* Data for analysis
________
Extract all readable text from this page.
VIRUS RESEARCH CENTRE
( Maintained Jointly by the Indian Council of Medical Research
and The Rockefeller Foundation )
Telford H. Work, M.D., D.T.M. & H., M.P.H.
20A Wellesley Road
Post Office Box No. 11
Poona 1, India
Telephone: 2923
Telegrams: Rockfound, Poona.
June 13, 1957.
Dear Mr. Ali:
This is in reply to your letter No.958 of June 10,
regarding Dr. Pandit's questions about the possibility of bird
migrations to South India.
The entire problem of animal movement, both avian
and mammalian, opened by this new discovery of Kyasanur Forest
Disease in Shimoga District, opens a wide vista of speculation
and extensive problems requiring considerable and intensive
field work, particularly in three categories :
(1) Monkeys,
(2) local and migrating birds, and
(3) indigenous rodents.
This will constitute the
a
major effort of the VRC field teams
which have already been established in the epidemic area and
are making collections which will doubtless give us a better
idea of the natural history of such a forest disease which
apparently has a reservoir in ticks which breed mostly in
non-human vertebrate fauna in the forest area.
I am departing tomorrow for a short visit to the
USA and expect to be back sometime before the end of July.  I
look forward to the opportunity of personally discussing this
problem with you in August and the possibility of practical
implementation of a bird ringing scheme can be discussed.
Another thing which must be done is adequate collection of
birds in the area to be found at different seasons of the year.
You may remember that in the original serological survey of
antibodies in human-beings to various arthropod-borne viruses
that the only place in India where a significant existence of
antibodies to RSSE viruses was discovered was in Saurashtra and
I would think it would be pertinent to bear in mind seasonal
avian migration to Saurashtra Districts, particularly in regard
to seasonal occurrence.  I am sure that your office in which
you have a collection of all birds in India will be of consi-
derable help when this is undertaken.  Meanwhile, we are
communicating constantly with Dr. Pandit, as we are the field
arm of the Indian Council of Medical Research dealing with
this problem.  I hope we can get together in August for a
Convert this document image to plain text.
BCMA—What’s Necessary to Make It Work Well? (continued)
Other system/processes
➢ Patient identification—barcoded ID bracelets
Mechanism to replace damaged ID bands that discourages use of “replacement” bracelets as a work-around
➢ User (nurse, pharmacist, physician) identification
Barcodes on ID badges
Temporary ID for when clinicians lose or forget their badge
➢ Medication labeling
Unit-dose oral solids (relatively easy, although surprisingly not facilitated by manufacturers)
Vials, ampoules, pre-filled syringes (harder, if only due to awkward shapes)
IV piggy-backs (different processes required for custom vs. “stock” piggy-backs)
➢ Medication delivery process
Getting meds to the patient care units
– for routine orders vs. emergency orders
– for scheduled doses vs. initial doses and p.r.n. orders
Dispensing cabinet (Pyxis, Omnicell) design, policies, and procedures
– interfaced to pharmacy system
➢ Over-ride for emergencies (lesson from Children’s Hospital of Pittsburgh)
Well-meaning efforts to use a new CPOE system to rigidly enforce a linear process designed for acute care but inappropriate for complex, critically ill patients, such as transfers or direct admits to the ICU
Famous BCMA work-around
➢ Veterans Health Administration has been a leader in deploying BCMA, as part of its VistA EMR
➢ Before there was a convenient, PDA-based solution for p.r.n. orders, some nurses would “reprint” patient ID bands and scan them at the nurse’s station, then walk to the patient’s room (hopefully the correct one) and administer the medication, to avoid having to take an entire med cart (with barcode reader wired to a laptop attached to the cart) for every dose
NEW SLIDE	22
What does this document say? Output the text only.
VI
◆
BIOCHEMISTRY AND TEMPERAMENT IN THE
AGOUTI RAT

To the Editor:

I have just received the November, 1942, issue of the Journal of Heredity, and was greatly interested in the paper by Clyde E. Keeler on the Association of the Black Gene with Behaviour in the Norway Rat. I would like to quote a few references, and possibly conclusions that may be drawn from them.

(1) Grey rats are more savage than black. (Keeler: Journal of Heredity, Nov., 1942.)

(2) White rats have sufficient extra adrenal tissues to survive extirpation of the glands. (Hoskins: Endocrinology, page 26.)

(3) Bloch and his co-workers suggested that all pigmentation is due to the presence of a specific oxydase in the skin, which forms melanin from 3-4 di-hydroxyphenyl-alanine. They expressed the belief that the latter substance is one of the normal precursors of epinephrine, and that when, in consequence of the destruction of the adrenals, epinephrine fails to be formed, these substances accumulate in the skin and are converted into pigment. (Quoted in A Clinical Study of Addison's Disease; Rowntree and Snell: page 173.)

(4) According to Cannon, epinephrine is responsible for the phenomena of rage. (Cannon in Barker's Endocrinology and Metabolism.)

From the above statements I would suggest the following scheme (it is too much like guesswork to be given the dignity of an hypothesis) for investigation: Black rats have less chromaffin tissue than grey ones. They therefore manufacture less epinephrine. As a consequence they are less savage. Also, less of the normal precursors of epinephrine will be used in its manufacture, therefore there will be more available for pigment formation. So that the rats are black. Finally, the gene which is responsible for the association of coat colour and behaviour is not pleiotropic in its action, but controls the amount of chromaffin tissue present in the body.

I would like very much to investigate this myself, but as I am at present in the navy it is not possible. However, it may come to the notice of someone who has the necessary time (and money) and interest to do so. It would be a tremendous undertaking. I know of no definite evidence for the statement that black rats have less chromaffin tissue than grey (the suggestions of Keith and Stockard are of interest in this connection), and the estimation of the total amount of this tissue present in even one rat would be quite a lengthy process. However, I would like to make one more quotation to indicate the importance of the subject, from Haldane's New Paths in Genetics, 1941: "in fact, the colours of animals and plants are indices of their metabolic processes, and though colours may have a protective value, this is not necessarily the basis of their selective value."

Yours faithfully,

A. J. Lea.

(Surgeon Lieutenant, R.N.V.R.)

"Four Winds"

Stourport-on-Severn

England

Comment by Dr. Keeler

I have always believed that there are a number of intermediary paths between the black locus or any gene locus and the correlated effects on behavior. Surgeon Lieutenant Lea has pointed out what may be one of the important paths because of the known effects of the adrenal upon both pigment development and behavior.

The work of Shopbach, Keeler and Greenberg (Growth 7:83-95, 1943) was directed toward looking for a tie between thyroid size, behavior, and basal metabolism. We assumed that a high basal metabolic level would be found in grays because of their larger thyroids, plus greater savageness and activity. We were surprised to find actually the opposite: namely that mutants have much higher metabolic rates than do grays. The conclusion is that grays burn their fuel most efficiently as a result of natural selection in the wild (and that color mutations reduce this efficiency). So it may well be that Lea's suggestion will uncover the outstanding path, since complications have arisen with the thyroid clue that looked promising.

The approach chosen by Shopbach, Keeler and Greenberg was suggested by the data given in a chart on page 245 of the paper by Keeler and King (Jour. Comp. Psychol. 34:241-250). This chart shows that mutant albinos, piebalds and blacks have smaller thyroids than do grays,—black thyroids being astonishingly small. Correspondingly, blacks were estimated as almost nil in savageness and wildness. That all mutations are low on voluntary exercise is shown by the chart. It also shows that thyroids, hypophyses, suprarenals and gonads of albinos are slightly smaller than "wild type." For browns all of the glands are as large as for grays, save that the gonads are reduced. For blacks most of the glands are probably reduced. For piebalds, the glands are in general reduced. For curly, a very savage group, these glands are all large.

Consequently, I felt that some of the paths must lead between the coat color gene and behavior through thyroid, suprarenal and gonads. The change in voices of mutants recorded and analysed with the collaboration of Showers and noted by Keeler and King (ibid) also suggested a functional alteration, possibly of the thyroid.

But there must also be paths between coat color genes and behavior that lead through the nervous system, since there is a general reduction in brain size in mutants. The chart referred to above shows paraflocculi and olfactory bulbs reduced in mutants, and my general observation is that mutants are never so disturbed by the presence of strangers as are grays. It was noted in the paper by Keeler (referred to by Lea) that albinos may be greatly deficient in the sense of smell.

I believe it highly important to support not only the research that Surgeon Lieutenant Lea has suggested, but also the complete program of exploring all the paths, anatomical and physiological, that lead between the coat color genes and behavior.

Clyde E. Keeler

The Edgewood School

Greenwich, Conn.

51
________
* Exercise description
Your task is to transcribe the material exactly.

* Exercise solution
Extract all readable text from this page.
VIRUS RESEARCH CENTRE
( Maintained Jointly by the Indian Council of Medical Research
and The Rockefeller Foundation )
Telford H. Work, M.D., D.T.M. & H., M.P.H.
20A Wellesley Road
Post Office Box No. 11
Poona 1, India
Telephone: 2923
Telegrams: Rockfound, Poona.
June 13, 1957.
Dear Mr. Ali:
This is in reply to your letter No.958 of June 10,
regarding Dr. Pandit's questions about the possibility of bird
migrations to South India.
The entire problem of animal movement, both avian
and mammalian, opened by this new discovery of Kyasanur Forest
Disease in Shimoga District, opens a wide vista of speculation
and extensive problems requiring considerable and intensive
field work, particularly in three categories :
(1) Monkeys,
(2) local and migrating birds, and
(3) indigenous rodents.
This will constitute the
a
major effort of the VRC field teams
which have already been established in the epidemic area and
are making collections which will doubtless give us a better
idea of the natural history of such a forest disease which
apparently has a reservoir in ticks which breed mostly in
non-human vertebrate fauna in the forest area.
I am departing tomorrow for a short visit to the
USA and expect to be back sometime before the end of July.  I
look forward to the opportunity of personally discussing this
problem with you in August and the possibility of practical
implementation of a bird ringing scheme can be discussed.
Another thing which must be done is adequate collection of
birds in the area to be found at different seasons of the year.
You may remember that in the original serological survey of
antibodies in human-beings to various arthropod-borne viruses
that the only place in India where a significant existence of
antibodies to RSSE viruses was discovered was in Saurashtra and
I would think it would be pertinent to bear in mind seasonal
avian migration to Saurashtra Districts, particularly in regard
to seasonal occurrence.  I am sure that your office in which
you have a collection of all birds in India will be of consi-
derable help when this is undertaken.  Meanwhile, we are
communicating constantly with Dr. Pandit, as we are the field
arm of the Indian Council of Medical Research dealing with
this problem.  I hope we can get together in August for a
Convert this document image to plain text.
BCMA—What’s Necessary to Make It Work Well? (continued)
Other system/processes
➢ Patient identification—barcoded ID bracelets
Mechanism to replace damaged ID bands that discourages use of “replacement” bracelets as a work-around
➢ User (nurse, pharmacist, physician) identification
Barcodes on ID badges
Temporary ID for when clinicians lose or forget their badge
➢ Medication labeling
Unit-dose oral solids (relatively easy, although surprisingly not facilitated by manufacturers)
Vials, ampoules, pre-filled syringes (harder, if only due to awkward shapes)
IV piggy-backs (different processes required for custom vs. “stock” piggy-backs)
➢ Medication delivery process
Getting meds to the patient care units
– for routine orders vs. emergency orders
– for scheduled doses vs. initial doses and p.r.n. orders
Dispensing cabinet (Pyxis, Omnicell) design, policies, and procedures
– interfaced to pharmacy system
➢ Over-ride for emergencies (lesson from Children’s Hospital of Pittsburgh)
Well-meaning efforts to use a new CPOE system to rigidly enforce a linear process designed for acute care but inappropriate for complex, critically ill patients, such as transfers or direct admits to the ICU
Famous BCMA work-around
➢ Veterans Health Administration has been a leader in deploying BCMA, as part of its VistA EMR
➢ Before there was a convenient, PDA-based solution for p.r.n. orders, some nurses would “reprint” patient ID bands and scan them at the nurse’s station, then walk to the patient’s room (hopefully the correct one) and administer the medication, to avoid having to take an entire med cart (with barcode reader wired to a laptop attached to the cart) for every dose
NEW SLIDE	22
What does this document say? Output the text only.
VI
◆
BIOCHEMISTRY AND TEMPERAMENT IN THE
AGOUTI RAT

To the Editor:

I have just received the November, 1942, issue of the Journal of Heredity, and was greatly interested in the paper by Clyde E. Keeler on the Association of the Black Gene with Behaviour in the Norway Rat. I would like to quote a few references, and possibly conclusions that may be drawn from them.

(1) Grey rats are more savage than black. (Keeler: Journal of Heredity, Nov., 1942.)

(2) White rats have sufficient extra adrenal tissues to survive extirpation of the glands. (Hoskins: Endocrinology, page 26.)

(3) Bloch and his co-workers suggested that all pigmentation is due to the presence of a specific oxydase in the skin, which forms melanin from 3-4 di-hydroxyphenyl-alanine. They expressed the belief that the latter substance is one of the normal precursors of epinephrine, and that when, in consequence of the destruction of the adrenals, epinephrine fails to be formed, these substances accumulate in the skin and are converted into pigment. (Quoted in A Clinical Study of Addison's Disease; Rowntree and Snell: page 173.)

(4) According to Cannon, epinephrine is responsible for the phenomena of rage. (Cannon in Barker's Endocrinology and Metabolism.)

From the above statements I would suggest the following scheme (it is too much like guesswork to be given the dignity of an hypothesis) for investigation: Black rats have less chromaffin tissue than grey ones. They therefore manufacture less epinephrine. As a consequence they are less savage. Also, less of the normal precursors of epinephrine will be used in its manufacture, therefore there will be more available for pigment formation. So that the rats are black. Finally, the gene which is responsible for the association of coat colour and behaviour is not pleiotropic in its action, but controls the amount of chromaffin tissue present in the body.

I would like very much to investigate this myself, but as I am at present in the navy it is not possible. However, it may come to the notice of someone who has the necessary time (and money) and interest to do so. It would be a tremendous undertaking. I know of no definite evidence for the statement that black rats have less chromaffin tissue than grey (the suggestions of Keith and Stockard are of interest in this connection), and the estimation of the total amount of this tissue present in even one rat would be quite a lengthy process. However, I would like to make one more quotation to indicate the importance of the subject, from Haldane's New Paths in Genetics, 1941: "in fact, the colours of animals and plants are indices of their metabolic processes, and though colours may have a protective value, this is not necessarily the basis of their selective value."

Yours faithfully,

A. J. Lea.

(Surgeon Lieutenant, R.N.V.R.)

"Four Winds"

Stourport-on-Severn

England

Comment by Dr. Keeler

I have always believed that there are a number of intermediary paths between the black locus or any gene locus and the correlated effects on behavior. Surgeon Lieutenant Lea has pointed out what may be one of the important paths because of the known effects of the adrenal upon both pigment development and behavior.

The work of Shopbach, Keeler and Greenberg (Growth 7:83-95, 1943) was directed toward looking for a tie between thyroid size, behavior, and basal metabolism. We assumed that a high basal metabolic level would be found in grays because of their larger thyroids, plus greater savageness and activity. We were surprised to find actually the opposite: namely that mutants have much higher metabolic rates than do grays. The conclusion is that grays burn their fuel most efficiently as a result of natural selection in the wild (and that color mutations reduce this efficiency). So it may well be that Lea's suggestion will uncover the outstanding path, since complications have arisen with the thyroid clue that looked promising.

The approach chosen by Shopbach, Keeler and Greenberg was suggested by the data given in a chart on page 245 of the paper by Keeler and King (Jour. Comp. Psychol. 34:241-250). This chart shows that mutant albinos, piebalds and blacks have smaller thyroids than do grays,—black thyroids being astonishingly small. Correspondingly, blacks were estimated as almost nil in savageness and wildness. That all mutations are low on voluntary exercise is shown by the chart. It also shows that thyroids, hypophyses, suprarenals and gonads of albinos are slightly smaller than "wild type." For browns all of the glands are as large as for grays, save that the gonads are reduced. For blacks most of the glands are probably reduced. For piebalds, the glands are in general reduced. For curly, a very savage group, these glands are all large.

Consequently, I felt that some of the paths must lead between the coat color gene and behavior through thyroid, suprarenal and gonads. The change in voices of mutants recorded and analysed with the collaboration of Showers and noted by Keeler and King (ibid) also suggested a functional alteration, possibly of the thyroid.

But there must also be paths between coat color genes and behavior that lead through the nervous system, since there is a general reduction in brain size in mutants. The chart referred to above shows paraflocculi and olfactory bulbs reduced in mutants, and my general observation is that mutants are never so disturbed by the presence of strangers as are grays. It was noted in the paper by Keeler (referred to by Lea) that albinos may be greatly deficient in the sense of smell.

I believe it highly important to support not only the research that Surgeon Lieutenant Lea has suggested, but also the complete program of exploring all the paths, anatomical and physiological, that lead between the coat color genes and behavior.

Clyde E. Keeler

The Edgewood School

Greenwich, Conn.

51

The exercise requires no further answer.